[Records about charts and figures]
__________________________________________________

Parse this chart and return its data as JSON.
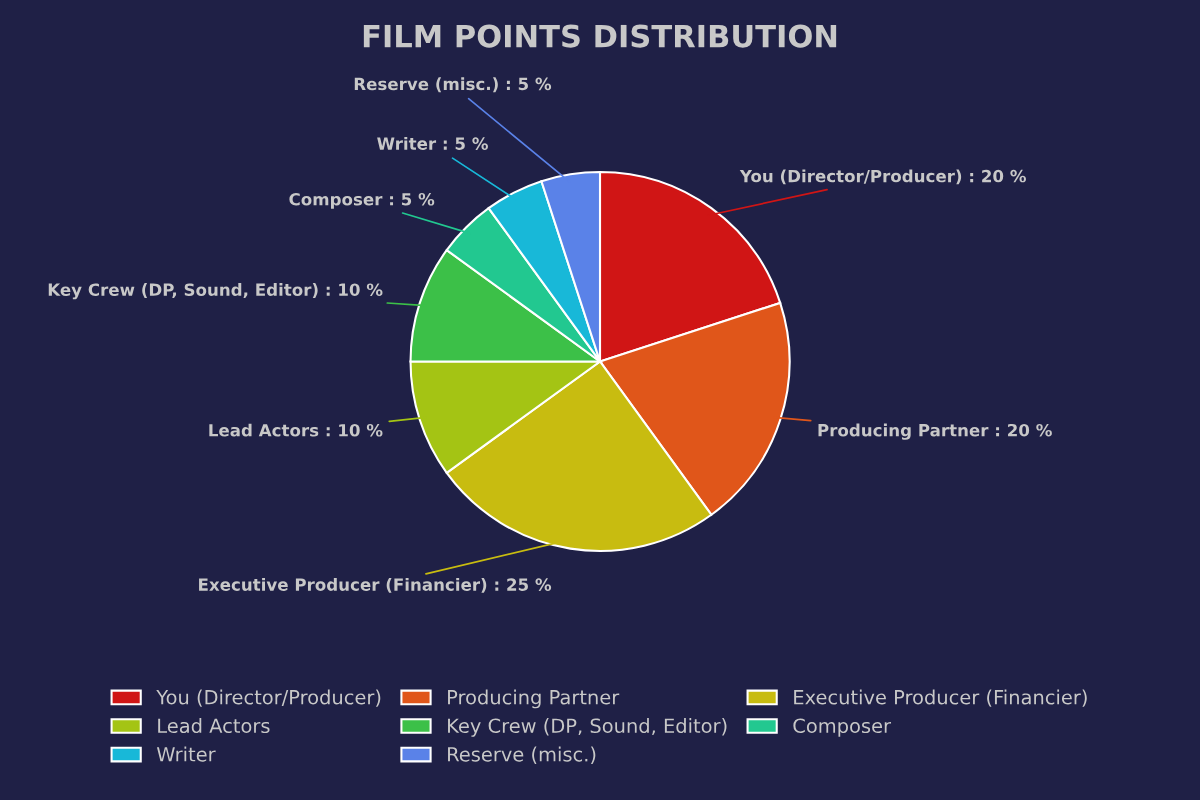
{
  "chart_data": {
    "type": "pie",
    "title": "FILM POINTS DISTRIBUTION",
    "categories": [
      "You (Director/Producer)",
      "Producing Partner",
      "Executive Producer (Financier)",
      "Lead Actors",
      "Key Crew (DP, Sound, Editor)",
      "Composer",
      "Writer",
      "Reserve (misc.)"
    ],
    "values": [
      20,
      20,
      25,
      10,
      10,
      5,
      5,
      5
    ],
    "colors": [
      "#d01515",
      "#e0561a",
      "#c8bc10",
      "#a4c414",
      "#3cc048",
      "#22c890",
      "#18b8d8",
      "#5a82e8"
    ],
    "value_labels": [
      "You (Director/Producer) : 20 %",
      "Producing Partner : 20 %",
      "Executive Producer (Financier) : 25 %",
      "Lead Actors : 10 %",
      "Key Crew (DP, Sound, Editor) : 10 %",
      "Composer : 5 %",
      "Writer : 5 %",
      "Reserve (misc.) : 5 %"
    ],
    "legend": "bottom"
  }
}
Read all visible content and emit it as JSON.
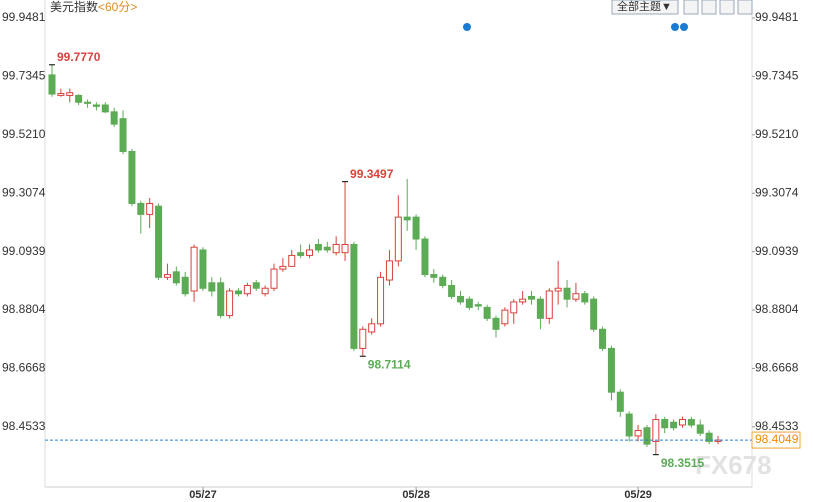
{
  "chart_data": {
    "type": "candlestick",
    "title": "美元指数",
    "period": "<60分>",
    "toolbar": "全部主题▼",
    "watermark": "FX678",
    "categories": [
      null,
      null,
      null,
      null,
      null,
      null,
      null,
      null,
      null,
      null,
      null,
      null,
      null,
      null,
      null,
      null,
      null,
      "05/27",
      null,
      null,
      null,
      null,
      null,
      null,
      null,
      null,
      null,
      null,
      null,
      null,
      null,
      null,
      null,
      null,
      null,
      null,
      null,
      null,
      null,
      null,
      null,
      "05/28",
      null,
      null,
      null,
      null,
      null,
      null,
      null,
      null,
      null,
      null,
      null,
      null,
      null,
      null,
      null,
      null,
      null,
      null,
      null,
      null,
      null,
      null,
      null,
      null,
      "05/29",
      null,
      null,
      null,
      null,
      null,
      null,
      null,
      null,
      null
    ],
    "open": [
      99.74,
      99.665,
      99.665,
      99.665,
      99.64,
      99.63,
      99.63,
      99.605,
      99.58,
      99.46,
      99.27,
      99.23,
      99.26,
      99.0,
      99.02,
      99.0,
      98.95,
      99.1,
      98.98,
      98.98,
      98.86,
      98.95,
      98.94,
      98.98,
      98.94,
      98.96,
      99.03,
      99.04,
      99.09,
      99.08,
      99.12,
      99.11,
      99.09,
      99.09,
      99.12,
      98.74,
      98.8,
      98.83,
      98.99,
      99.06,
      99.22,
      99.22,
      99.14,
      99.01,
      99.0,
      98.97,
      98.93,
      98.92,
      98.9,
      98.89,
      98.85,
      98.83,
      98.87,
      98.91,
      98.93,
      98.92,
      98.85,
      98.95,
      98.96,
      98.92,
      98.94,
      98.92,
      98.81,
      98.74,
      98.58,
      98.5,
      98.42,
      98.45,
      98.4,
      98.48,
      98.47,
      98.46,
      98.48,
      98.46,
      98.43,
      98.4
    ],
    "high": [
      99.777,
      99.69,
      99.69,
      99.67,
      99.65,
      99.64,
      99.64,
      99.62,
      99.61,
      99.47,
      99.28,
      99.29,
      99.27,
      99.05,
      99.04,
      99.02,
      99.12,
      99.11,
      99.0,
      99.0,
      98.96,
      98.96,
      98.98,
      98.99,
      98.97,
      99.05,
      99.07,
      99.1,
      99.12,
      99.12,
      99.14,
      99.13,
      99.15,
      99.3497,
      99.13,
      98.82,
      98.85,
      99.02,
      99.1,
      99.3,
      99.36,
      99.23,
      99.15,
      99.03,
      99.01,
      98.99,
      98.95,
      98.93,
      98.91,
      98.9,
      98.86,
      98.89,
      98.92,
      98.95,
      98.95,
      98.93,
      98.96,
      99.06,
      98.99,
      98.98,
      98.95,
      98.93,
      98.82,
      98.75,
      98.59,
      98.51,
      98.46,
      98.46,
      98.5,
      98.49,
      98.48,
      98.49,
      98.49,
      98.48,
      98.44,
      98.42
    ],
    "low": [
      99.66,
      99.66,
      99.64,
      99.63,
      99.62,
      99.61,
      99.6,
      99.55,
      99.45,
      99.26,
      99.16,
      99.18,
      98.99,
      98.99,
      98.97,
      98.93,
      98.91,
      98.95,
      98.93,
      98.85,
      98.85,
      98.93,
      98.93,
      98.95,
      98.93,
      98.95,
      99.02,
      99.04,
      99.07,
      99.07,
      99.09,
      99.09,
      99.08,
      99.06,
      98.73,
      98.7114,
      98.79,
      98.82,
      98.97,
      99.04,
      99.17,
      99.1,
      99.0,
      98.98,
      98.96,
      98.92,
      98.9,
      98.88,
      98.88,
      98.84,
      98.78,
      98.82,
      98.83,
      98.9,
      98.9,
      98.81,
      98.83,
      98.9,
      98.89,
      98.91,
      98.9,
      98.8,
      98.73,
      98.55,
      98.49,
      98.4,
      98.4,
      98.38,
      98.3515,
      98.43,
      98.44,
      98.45,
      98.45,
      98.42,
      98.39,
      98.39
    ],
    "close": [
      99.67,
      99.672,
      99.675,
      99.64,
      99.636,
      99.625,
      99.605,
      99.56,
      99.46,
      99.27,
      99.23,
      99.27,
      99.0,
      99.01,
      98.98,
      98.94,
      99.11,
      98.96,
      98.95,
      98.86,
      98.95,
      98.94,
      98.97,
      98.96,
      98.96,
      99.03,
      99.04,
      99.08,
      99.08,
      99.1,
      99.1,
      99.1,
      99.12,
      99.12,
      98.74,
      98.81,
      98.83,
      99.0,
      99.06,
      99.22,
      99.21,
      99.14,
      99.01,
      99.0,
      98.97,
      98.93,
      98.91,
      98.89,
      98.895,
      98.85,
      98.81,
      98.88,
      98.91,
      98.92,
      98.92,
      98.85,
      98.95,
      98.96,
      98.92,
      98.94,
      98.91,
      98.81,
      98.74,
      98.58,
      98.51,
      98.42,
      98.44,
      98.39,
      98.48,
      98.45,
      98.45,
      98.48,
      98.46,
      98.43,
      98.4,
      98.4049
    ],
    "up_color": "#d9413b",
    "down_color": "#5cab55",
    "ylim": [
      98.2333,
      100.0139
    ],
    "yticks": [
      99.9481,
      99.7345,
      {
        "value": 99.521,
        "label": "99.5210"
      },
      99.3074,
      99.0939,
      98.8804,
      98.6668,
      98.4533
    ],
    "current_price": 98.4049,
    "annotations": [
      {
        "value": 99.777,
        "label": "99.7770"
      },
      {
        "value": 99.3497,
        "label": "99.3497"
      },
      {
        "value": 98.7114,
        "label": "98.7114"
      },
      {
        "value": 98.3515,
        "label": "98.3515"
      }
    ]
  }
}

__________________________________________________

**To be done**
Retype every record above exactly as written, but leave out the pictures.

**Response to this task**
Parse this chart and return its data as JSON.
{
  "chart_data": {
    "type": "pie",
    "title": "FILM POINTS DISTRIBUTION",
    "categories": [
      "You (Director/Producer)",
      "Producing Partner",
      "Executive Producer (Financier)",
      "Lead Actors",
      "Key Crew (DP, Sound, Editor)",
      "Composer",
      "Writer",
      "Reserve (misc.)"
    ],
    "values": [
      20,
      20,
      25,
      10,
      10,
      5,
      5,
      5
    ],
    "colors": [
      "#d01515",
      "#e0561a",
      "#c8bc10",
      "#a4c414",
      "#3cc048",
      "#22c890",
      "#18b8d8",
      "#5a82e8"
    ],
    "value_labels": [
      "You (Director/Producer) : 20 %",
      "Producing Partner : 20 %",
      "Executive Producer (Financier) : 25 %",
      "Lead Actors : 10 %",
      "Key Crew (DP, Sound, Editor) : 10 %",
      "Composer : 5 %",
      "Writer : 5 %",
      "Reserve (misc.) : 5 %"
    ],
    "legend": "bottom"
  }
}
Read all visible content and emit it as JSON.
{
  "chart_data": {
    "type": "candlestick",
    "title": "美元指数",
    "period": "<60分>",
    "toolbar": "全部主题▼",
    "watermark": "FX678",
    "categories": [
      null,
      null,
      null,
      null,
      null,
      null,
      null,
      null,
      null,
      null,
      null,
      null,
      null,
      null,
      null,
      null,
      null,
      "05/27",
      null,
      null,
      null,
      null,
      null,
      null,
      null,
      null,
      null,
      null,
      null,
      null,
      null,
      null,
      null,
      null,
      null,
      null,
      null,
      null,
      null,
      null,
      null,
      "05/28",
      null,
      null,
      null,
      null,
      null,
      null,
      null,
      null,
      null,
      null,
      null,
      null,
      null,
      null,
      null,
      null,
      null,
      null,
      null,
      null,
      null,
      null,
      null,
      null,
      "05/29",
      null,
      null,
      null,
      null,
      null,
      null,
      null,
      null,
      null
    ],
    "open": [
      99.74,
      99.665,
      99.665,
      99.665,
      99.64,
      99.63,
      99.63,
      99.605,
      99.58,
      99.46,
      99.27,
      99.23,
      99.26,
      99.0,
      99.02,
      99.0,
      98.95,
      99.1,
      98.98,
      98.98,
      98.86,
      98.95,
      98.94,
      98.98,
      98.94,
      98.96,
      99.03,
      99.04,
      99.09,
      99.08,
      99.12,
      99.11,
      99.09,
      99.09,
      99.12,
      98.74,
      98.8,
      98.83,
      98.99,
      99.06,
      99.22,
      99.22,
      99.14,
      99.01,
      99.0,
      98.97,
      98.93,
      98.92,
      98.9,
      98.89,
      98.85,
      98.83,
      98.87,
      98.91,
      98.93,
      98.92,
      98.85,
      98.95,
      98.96,
      98.92,
      98.94,
      98.92,
      98.81,
      98.74,
      98.58,
      98.5,
      98.42,
      98.45,
      98.4,
      98.48,
      98.47,
      98.46,
      98.48,
      98.46,
      98.43,
      98.4
    ],
    "high": [
      99.777,
      99.69,
      99.69,
      99.67,
      99.65,
      99.64,
      99.64,
      99.62,
      99.61,
      99.47,
      99.28,
      99.29,
      99.27,
      99.05,
      99.04,
      99.02,
      99.12,
      99.11,
      99.0,
      99.0,
      98.96,
      98.96,
      98.98,
      98.99,
      98.97,
      99.05,
      99.07,
      99.1,
      99.12,
      99.12,
      99.14,
      99.13,
      99.15,
      99.3497,
      99.13,
      98.82,
      98.85,
      99.02,
      99.1,
      99.3,
      99.36,
      99.23,
      99.15,
      99.03,
      99.01,
      98.99,
      98.95,
      98.93,
      98.91,
      98.9,
      98.86,
      98.89,
      98.92,
      98.95,
      98.95,
      98.93,
      98.96,
      99.06,
      98.99,
      98.98,
      98.95,
      98.93,
      98.82,
      98.75,
      98.59,
      98.51,
      98.46,
      98.46,
      98.5,
      98.49,
      98.48,
      98.49,
      98.49,
      98.48,
      98.44,
      98.42
    ],
    "low": [
      99.66,
      99.66,
      99.64,
      99.63,
      99.62,
      99.61,
      99.6,
      99.55,
      99.45,
      99.26,
      99.16,
      99.18,
      98.99,
      98.99,
      98.97,
      98.93,
      98.91,
      98.95,
      98.93,
      98.85,
      98.85,
      98.93,
      98.93,
      98.95,
      98.93,
      98.95,
      99.02,
      99.04,
      99.07,
      99.07,
      99.09,
      99.09,
      99.08,
      99.06,
      98.73,
      98.7114,
      98.79,
      98.82,
      98.97,
      99.04,
      99.17,
      99.1,
      99.0,
      98.98,
      98.96,
      98.92,
      98.9,
      98.88,
      98.88,
      98.84,
      98.78,
      98.82,
      98.83,
      98.9,
      98.9,
      98.81,
      98.83,
      98.9,
      98.89,
      98.91,
      98.9,
      98.8,
      98.73,
      98.55,
      98.49,
      98.4,
      98.4,
      98.38,
      98.3515,
      98.43,
      98.44,
      98.45,
      98.45,
      98.42,
      98.39,
      98.39
    ],
    "close": [
      99.67,
      99.672,
      99.675,
      99.64,
      99.636,
      99.625,
      99.605,
      99.56,
      99.46,
      99.27,
      99.23,
      99.27,
      99.0,
      99.01,
      98.98,
      98.94,
      99.11,
      98.96,
      98.95,
      98.86,
      98.95,
      98.94,
      98.97,
      98.96,
      98.96,
      99.03,
      99.04,
      99.08,
      99.08,
      99.1,
      99.1,
      99.1,
      99.12,
      99.12,
      98.74,
      98.81,
      98.83,
      99.0,
      99.06,
      99.22,
      99.21,
      99.14,
      99.01,
      99.0,
      98.97,
      98.93,
      98.91,
      98.89,
      98.895,
      98.85,
      98.81,
      98.88,
      98.91,
      98.92,
      98.92,
      98.85,
      98.95,
      98.96,
      98.92,
      98.94,
      98.91,
      98.81,
      98.74,
      98.58,
      98.51,
      98.42,
      98.44,
      98.39,
      98.48,
      98.45,
      98.45,
      98.48,
      98.46,
      98.43,
      98.4,
      98.4049
    ],
    "up_color": "#d9413b",
    "down_color": "#5cab55",
    "ylim": [
      98.2333,
      100.0139
    ],
    "yticks": [
      99.9481,
      99.7345,
      {
        "value": 99.521,
        "label": "99.5210"
      },
      99.3074,
      99.0939,
      98.8804,
      98.6668,
      98.4533
    ],
    "current_price": 98.4049,
    "annotations": [
      {
        "value": 99.777,
        "label": "99.7770"
      },
      {
        "value": 99.3497,
        "label": "99.3497"
      },
      {
        "value": 98.7114,
        "label": "98.7114"
      },
      {
        "value": 98.3515,
        "label": "98.3515"
      }
    ]
  }
}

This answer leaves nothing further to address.